To-do list:
a: In the forum post, how many years has the writer been married?
b: In the entries, rewrite the stretch from the line containing "bar — [633, 754, 2069, 798]" through the line containing "bar — [1758, 1172, 2069, 1217]", changing "x-tick-label" to "month-label" and leaving all else unchanged. Return only those lines.

Text section:

******************************

# What to do?



## dan_o (Jun 18, 2010)

I can just imagne how many threads have started with that same title. but here goes...

My wife and I have been married 6 years and together for 8. We have always been on and off mostly because of me. We seperated 1 year ago and she moved back to the west coast from ontario, canada where we were living. I don't think a week went by and we were already missing each other and talking about getting back together. We both briefly dated other people and came very close to filing for divorce, but we couldn't bring our selves to do it. So finally this june I got all my paper work in order to finally move to the states to be with her. 2 days before I left she told me she was having doubts and wasn't sure it was going to work. I decided to come anyways thinking she would be fine when I got here. I've been here two weeks and its been back and forth as to whether I should stay or go everyday. Its driving both of us nuts. We are good together, we get along great and enjoy most of the same stuff in life. I feel we are just missing that spark, that extra "thing" that you need for a happy marriage. she's not a very affectionate, passionate or sexual person and I am. She thinks saying I love you 10 times a day is enough. I guess one of the main things for me is fear of moving on. I only have a couple of good friends and not much of a family, so thats always made it hard. I have no idea what to do but i don't feel it should be this complicated to stay together, especially since we've been going through this most of our marriage. I would love to hear your guys thoughts, as I am completely lost. is being just good companions enough to stay married?


----------

******************************

Material provided:
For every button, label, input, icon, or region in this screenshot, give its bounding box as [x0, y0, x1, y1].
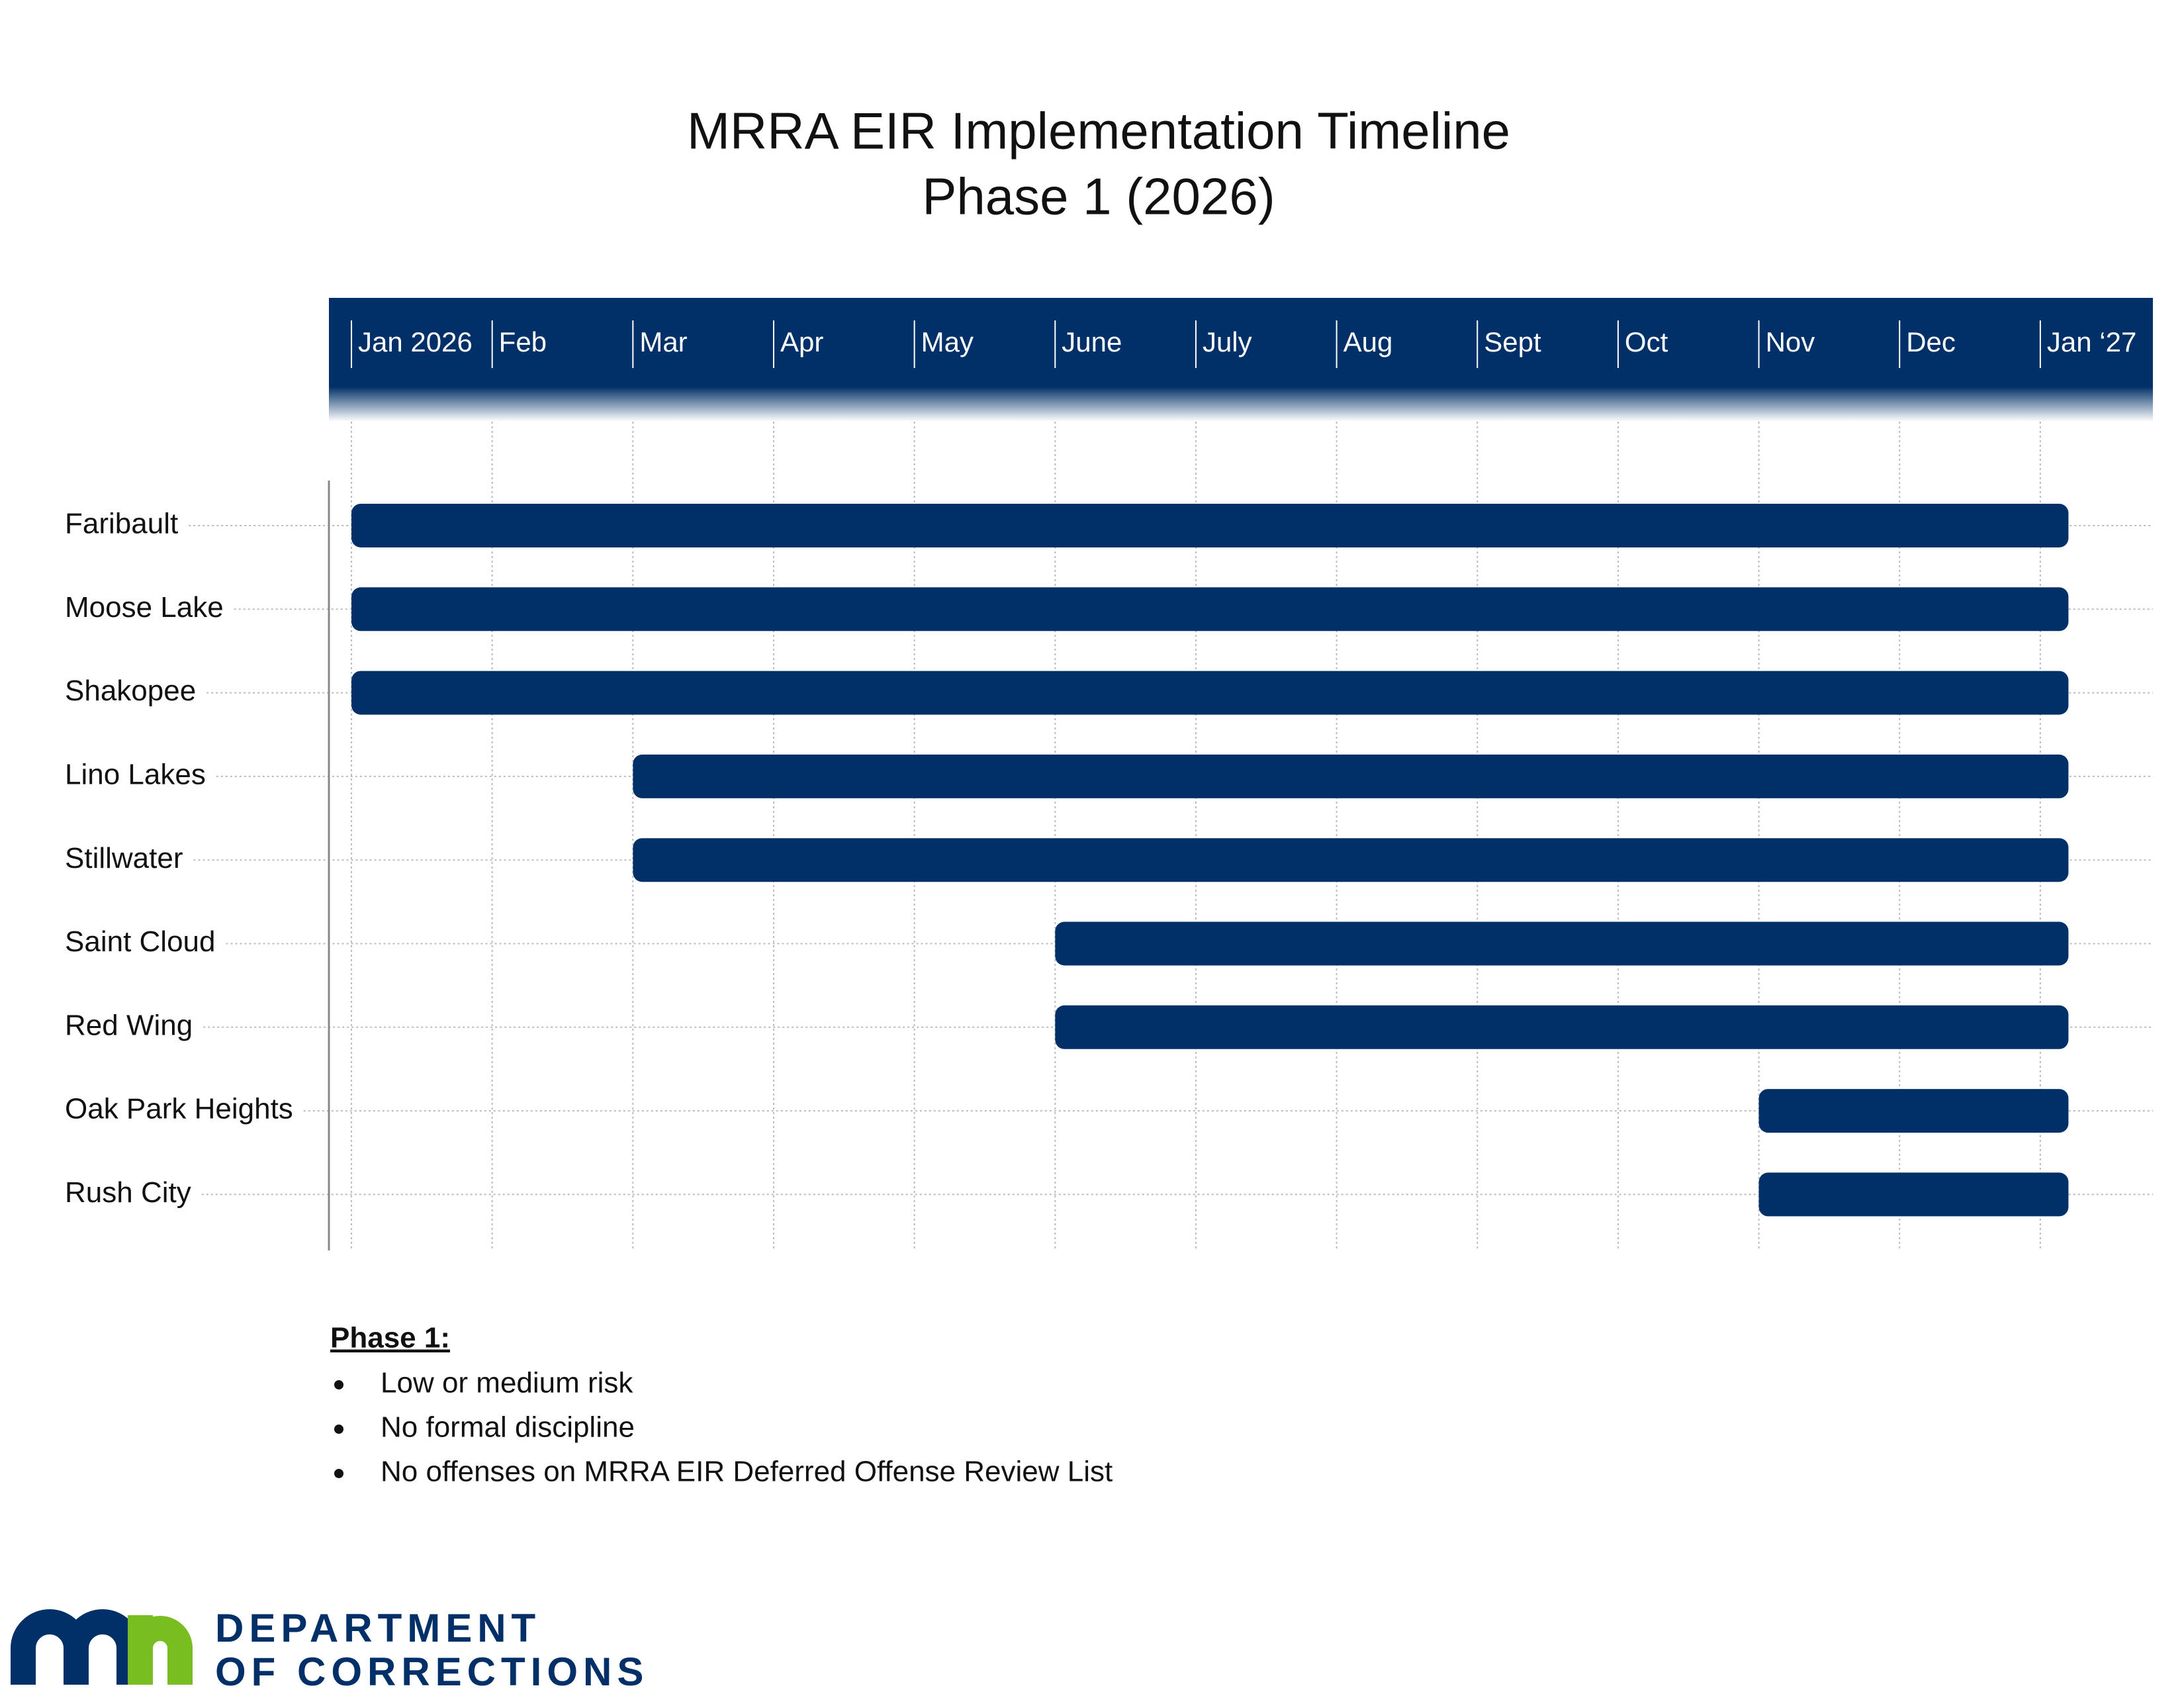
bar — [633, 754, 2069, 798]
bar — [1055, 921, 2069, 966]
x-tick-label: July — [1203, 326, 1252, 357]
bar — [351, 587, 2069, 632]
notes-list: Low or medium risk No formal discipline No… — [334, 1367, 1113, 1488]
logo-m — [11, 1609, 142, 1685]
y-tick-label: Shakopee — [65, 675, 196, 707]
x-tick-label: Apr — [780, 326, 823, 357]
bullet — [334, 1425, 343, 1434]
y-tick-label: Saint Cloud — [65, 925, 215, 958]
x-tick-label: June — [1062, 326, 1122, 357]
header-fade — [329, 387, 2153, 422]
x-tick-label: Dec — [1906, 326, 1956, 357]
bar — [633, 838, 2069, 882]
x-tick-label: Jan ‘27 — [2047, 326, 2136, 357]
y-tick-label: Stillwater — [65, 842, 183, 874]
bar — [1758, 1089, 2069, 1133]
note-item: No offenses on MRRA EIR Deferred Offense… — [381, 1456, 1113, 1488]
bullet — [334, 1469, 343, 1478]
logo-n — [128, 1615, 193, 1685]
y-tick-label: Moose Lake — [65, 591, 224, 624]
bar — [351, 504, 2069, 547]
logo-line2: OF CORRECTIONS — [215, 1650, 649, 1688]
bar — [1758, 1172, 2069, 1217]
chart-title: MRRA EIR Implementation Timeline — [687, 102, 1510, 160]
bar — [1055, 1005, 2069, 1049]
x-tick-label: Aug — [1343, 326, 1393, 357]
y-tick-label: Rush City — [65, 1176, 191, 1209]
y-tick-label: Oak Park Heights — [65, 1093, 293, 1125]
x-tick-label: Mar — [639, 326, 687, 357]
y-tick-label: Lino Lakes — [65, 759, 206, 791]
note-item: No formal discipline — [381, 1411, 635, 1444]
x-tick-label: Nov — [1766, 326, 1815, 357]
logo-line1: DEPARTMENT — [215, 1606, 541, 1650]
x-tick-label: Oct — [1625, 326, 1668, 357]
note-item: Low or medium risk — [381, 1367, 633, 1399]
y-tick-label: Red Wing — [65, 1009, 193, 1041]
bullet — [334, 1380, 343, 1389]
x-tick-label: Jan 2026 — [358, 326, 473, 357]
chart-subtitle: Phase 1 (2026) — [922, 167, 1275, 226]
y-tick-label: Faribault — [65, 508, 178, 540]
notes-heading: Phase 1: — [330, 1322, 450, 1354]
bar — [351, 671, 2069, 715]
x-tick-label: Sept — [1484, 326, 1541, 357]
logo: DEPARTMENT OF CORRECTIONS — [11, 1606, 649, 1688]
x-tick-label: May — [921, 326, 974, 357]
x-tick-label: Feb — [499, 326, 547, 357]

******************************

Worked answers:
a: Six years.

b:
bar — [633, 754, 2069, 798]
bar — [1055, 921, 2069, 966]
month-label: July — [1203, 326, 1252, 357]
bar — [351, 587, 2069, 632]
notes-list: Low or medium risk No formal discipline No… — [334, 1367, 1113, 1488]
logo-m — [11, 1609, 142, 1685]
y-tick-label: Shakopee — [65, 675, 196, 707]
month-label: Apr — [780, 326, 823, 357]
bullet — [334, 1425, 343, 1434]
y-tick-label: Saint Cloud — [65, 925, 215, 958]
month-label: June — [1062, 326, 1122, 357]
header-fade — [329, 387, 2153, 422]
month-label: Dec — [1906, 326, 1956, 357]
bar — [633, 838, 2069, 882]
month-label: Jan ‘27 — [2047, 326, 2136, 357]
y-tick-label: Stillwater — [65, 842, 183, 874]
bar — [1758, 1089, 2069, 1133]
note-item: No offenses on MRRA EIR Deferred Offense… — [381, 1456, 1113, 1488]
bullet — [334, 1469, 343, 1478]
logo-n — [128, 1615, 193, 1685]
y-tick-label: Moose Lake — [65, 591, 224, 624]
bar — [351, 504, 2069, 547]
logo-line2: OF CORRECTIONS — [215, 1650, 649, 1688]
bar — [1758, 1172, 2069, 1217]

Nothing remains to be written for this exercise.